Prompt —
Nothing may be dropped or altered: reproduce all the data.

--- start ---

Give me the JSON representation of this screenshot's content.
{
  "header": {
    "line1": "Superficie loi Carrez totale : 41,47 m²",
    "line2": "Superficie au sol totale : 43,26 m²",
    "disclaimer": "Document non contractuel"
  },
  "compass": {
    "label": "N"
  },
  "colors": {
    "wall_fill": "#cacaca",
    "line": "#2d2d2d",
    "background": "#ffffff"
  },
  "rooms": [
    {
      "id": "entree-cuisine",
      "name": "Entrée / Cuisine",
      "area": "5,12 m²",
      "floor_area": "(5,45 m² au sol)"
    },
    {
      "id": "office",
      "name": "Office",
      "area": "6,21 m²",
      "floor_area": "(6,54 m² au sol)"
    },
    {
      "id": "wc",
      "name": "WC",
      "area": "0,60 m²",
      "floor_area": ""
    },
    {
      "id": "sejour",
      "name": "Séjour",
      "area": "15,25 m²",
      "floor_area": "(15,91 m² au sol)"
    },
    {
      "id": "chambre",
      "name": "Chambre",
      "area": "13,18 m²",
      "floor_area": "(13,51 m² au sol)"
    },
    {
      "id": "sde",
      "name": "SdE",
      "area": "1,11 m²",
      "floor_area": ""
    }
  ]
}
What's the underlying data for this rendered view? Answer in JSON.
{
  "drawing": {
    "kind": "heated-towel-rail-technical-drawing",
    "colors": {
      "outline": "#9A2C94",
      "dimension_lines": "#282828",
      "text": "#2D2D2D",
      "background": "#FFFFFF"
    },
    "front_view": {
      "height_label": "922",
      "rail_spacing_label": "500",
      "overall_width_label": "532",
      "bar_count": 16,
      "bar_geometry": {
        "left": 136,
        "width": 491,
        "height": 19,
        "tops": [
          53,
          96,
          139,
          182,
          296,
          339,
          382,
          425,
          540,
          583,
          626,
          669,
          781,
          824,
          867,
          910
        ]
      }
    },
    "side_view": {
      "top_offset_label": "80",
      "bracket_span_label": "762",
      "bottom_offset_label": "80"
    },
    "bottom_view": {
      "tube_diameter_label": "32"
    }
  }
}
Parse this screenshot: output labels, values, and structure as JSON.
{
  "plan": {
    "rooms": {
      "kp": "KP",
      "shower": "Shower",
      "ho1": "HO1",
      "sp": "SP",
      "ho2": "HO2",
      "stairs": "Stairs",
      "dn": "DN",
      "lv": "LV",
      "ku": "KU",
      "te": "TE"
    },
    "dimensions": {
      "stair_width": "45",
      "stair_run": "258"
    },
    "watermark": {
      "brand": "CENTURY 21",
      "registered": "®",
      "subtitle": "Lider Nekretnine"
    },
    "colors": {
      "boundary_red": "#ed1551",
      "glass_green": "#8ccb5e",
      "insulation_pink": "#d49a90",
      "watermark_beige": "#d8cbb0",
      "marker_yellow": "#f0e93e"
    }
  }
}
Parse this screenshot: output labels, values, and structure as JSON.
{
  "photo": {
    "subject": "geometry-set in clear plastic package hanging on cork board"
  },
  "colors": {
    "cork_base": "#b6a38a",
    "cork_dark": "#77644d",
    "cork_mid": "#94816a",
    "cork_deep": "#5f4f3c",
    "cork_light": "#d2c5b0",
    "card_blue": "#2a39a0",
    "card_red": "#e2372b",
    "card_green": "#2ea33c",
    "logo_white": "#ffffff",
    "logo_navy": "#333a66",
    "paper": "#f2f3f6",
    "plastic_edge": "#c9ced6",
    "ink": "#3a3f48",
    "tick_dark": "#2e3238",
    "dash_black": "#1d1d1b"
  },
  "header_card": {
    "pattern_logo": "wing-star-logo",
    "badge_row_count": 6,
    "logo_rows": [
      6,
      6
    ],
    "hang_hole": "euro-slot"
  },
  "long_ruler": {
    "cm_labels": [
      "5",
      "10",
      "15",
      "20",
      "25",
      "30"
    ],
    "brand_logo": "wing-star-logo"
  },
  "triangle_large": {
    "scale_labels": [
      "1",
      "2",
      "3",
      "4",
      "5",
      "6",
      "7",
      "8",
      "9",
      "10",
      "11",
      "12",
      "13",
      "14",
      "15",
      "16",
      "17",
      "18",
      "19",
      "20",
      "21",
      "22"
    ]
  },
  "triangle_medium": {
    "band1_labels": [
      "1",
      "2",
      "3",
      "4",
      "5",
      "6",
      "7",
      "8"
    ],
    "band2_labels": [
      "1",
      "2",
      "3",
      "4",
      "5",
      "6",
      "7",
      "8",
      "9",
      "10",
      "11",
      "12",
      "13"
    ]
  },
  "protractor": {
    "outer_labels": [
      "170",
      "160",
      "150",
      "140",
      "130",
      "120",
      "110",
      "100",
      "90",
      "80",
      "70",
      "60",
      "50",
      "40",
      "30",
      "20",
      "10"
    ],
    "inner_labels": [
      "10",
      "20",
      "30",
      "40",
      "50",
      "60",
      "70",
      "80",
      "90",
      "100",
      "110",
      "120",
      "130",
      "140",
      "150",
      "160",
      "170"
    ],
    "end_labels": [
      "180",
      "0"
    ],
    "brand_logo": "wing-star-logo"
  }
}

--- end ---

Output for this task —
Give me the JSON representation of this screenshot's content.
{
  "header": {
    "line1": "Superficie loi Carrez totale : 41,47 m²",
    "line2": "Superficie au sol totale : 43,26 m²",
    "disclaimer": "Document non contractuel"
  },
  "compass": {
    "label": "N"
  },
  "colors": {
    "wall_fill": "#cacaca",
    "line": "#2d2d2d",
    "background": "#ffffff"
  },
  "rooms": [
    {
      "id": "entree-cuisine",
      "name": "Entrée / Cuisine",
      "area": "5,12 m²",
      "floor_area": "(5,45 m² au sol)"
    },
    {
      "id": "office",
      "name": "Office",
      "area": "6,21 m²",
      "floor_area": "(6,54 m² au sol)"
    },
    {
      "id": "wc",
      "name": "WC",
      "area": "0,60 m²",
      "floor_area": ""
    },
    {
      "id": "sejour",
      "name": "Séjour",
      "area": "15,25 m²",
      "floor_area": "(15,91 m² au sol)"
    },
    {
      "id": "chambre",
      "name": "Chambre",
      "area": "13,18 m²",
      "floor_area": "(13,51 m² au sol)"
    },
    {
      "id": "sde",
      "name": "SdE",
      "area": "1,11 m²",
      "floor_area": ""
    }
  ]
}
What's the underlying data for this rendered view? Answer in JSON.
{
  "drawing": {
    "kind": "heated-towel-rail-technical-drawing",
    "colors": {
      "outline": "#9A2C94",
      "dimension_lines": "#282828",
      "text": "#2D2D2D",
      "background": "#FFFFFF"
    },
    "front_view": {
      "height_label": "922",
      "rail_spacing_label": "500",
      "overall_width_label": "532",
      "bar_count": 16,
      "bar_geometry": {
        "left": 136,
        "width": 491,
        "height": 19,
        "tops": [
          53,
          96,
          139,
          182,
          296,
          339,
          382,
          425,
          540,
          583,
          626,
          669,
          781,
          824,
          867,
          910
        ]
      }
    },
    "side_view": {
      "top_offset_label": "80",
      "bracket_span_label": "762",
      "bottom_offset_label": "80"
    },
    "bottom_view": {
      "tube_diameter_label": "32"
    }
  }
}
Parse this screenshot: output labels, values, and structure as JSON.
{
  "plan": {
    "rooms": {
      "kp": "KP",
      "shower": "Shower",
      "ho1": "HO1",
      "sp": "SP",
      "ho2": "HO2",
      "stairs": "Stairs",
      "dn": "DN",
      "lv": "LV",
      "ku": "KU",
      "te": "TE"
    },
    "dimensions": {
      "stair_width": "45",
      "stair_run": "258"
    },
    "watermark": {
      "brand": "CENTURY 21",
      "registered": "®",
      "subtitle": "Lider Nekretnine"
    },
    "colors": {
      "boundary_red": "#ed1551",
      "glass_green": "#8ccb5e",
      "insulation_pink": "#d49a90",
      "watermark_beige": "#d8cbb0",
      "marker_yellow": "#f0e93e"
    }
  }
}
Parse this screenshot: output labels, values, and structure as JSON.
{
  "photo": {
    "subject": "geometry-set in clear plastic package hanging on cork board"
  },
  "colors": {
    "cork_base": "#b6a38a",
    "cork_dark": "#77644d",
    "cork_mid": "#94816a",
    "cork_deep": "#5f4f3c",
    "cork_light": "#d2c5b0",
    "card_blue": "#2a39a0",
    "card_red": "#e2372b",
    "card_green": "#2ea33c",
    "logo_white": "#ffffff",
    "logo_navy": "#333a66",
    "paper": "#f2f3f6",
    "plastic_edge": "#c9ced6",
    "ink": "#3a3f48",
    "tick_dark": "#2e3238",
    "dash_black": "#1d1d1b"
  },
  "header_card": {
    "pattern_logo": "wing-star-logo",
    "badge_row_count": 6,
    "logo_rows": [
      6,
      6
    ],
    "hang_hole": "euro-slot"
  },
  "long_ruler": {
    "cm_labels": [
      "5",
      "10",
      "15",
      "20",
      "25",
      "30"
    ],
    "brand_logo": "wing-star-logo"
  },
  "triangle_large": {
    "scale_labels": [
      "1",
      "2",
      "3",
      "4",
      "5",
      "6",
      "7",
      "8",
      "9",
      "10",
      "11",
      "12",
      "13",
      "14",
      "15",
      "16",
      "17",
      "18",
      "19",
      "20",
      "21",
      "22"
    ]
  },
  "triangle_medium": {
    "band1_labels": [
      "1",
      "2",
      "3",
      "4",
      "5",
      "6",
      "7",
      "8"
    ],
    "band2_labels": [
      "1",
      "2",
      "3",
      "4",
      "5",
      "6",
      "7",
      "8",
      "9",
      "10",
      "11",
      "12",
      "13"
    ]
  },
  "protractor": {
    "outer_labels": [
      "170",
      "160",
      "150",
      "140",
      "130",
      "120",
      "110",
      "100",
      "90",
      "80",
      "70",
      "60",
      "50",
      "40",
      "30",
      "20",
      "10"
    ],
    "inner_labels": [
      "10",
      "20",
      "30",
      "40",
      "50",
      "60",
      "70",
      "80",
      "90",
      "100",
      "110",
      "120",
      "130",
      "140",
      "150",
      "160",
      "170"
    ],
    "end_labels": [
      "180",
      "0"
    ],
    "brand_logo": "wing-star-logo"
  }
}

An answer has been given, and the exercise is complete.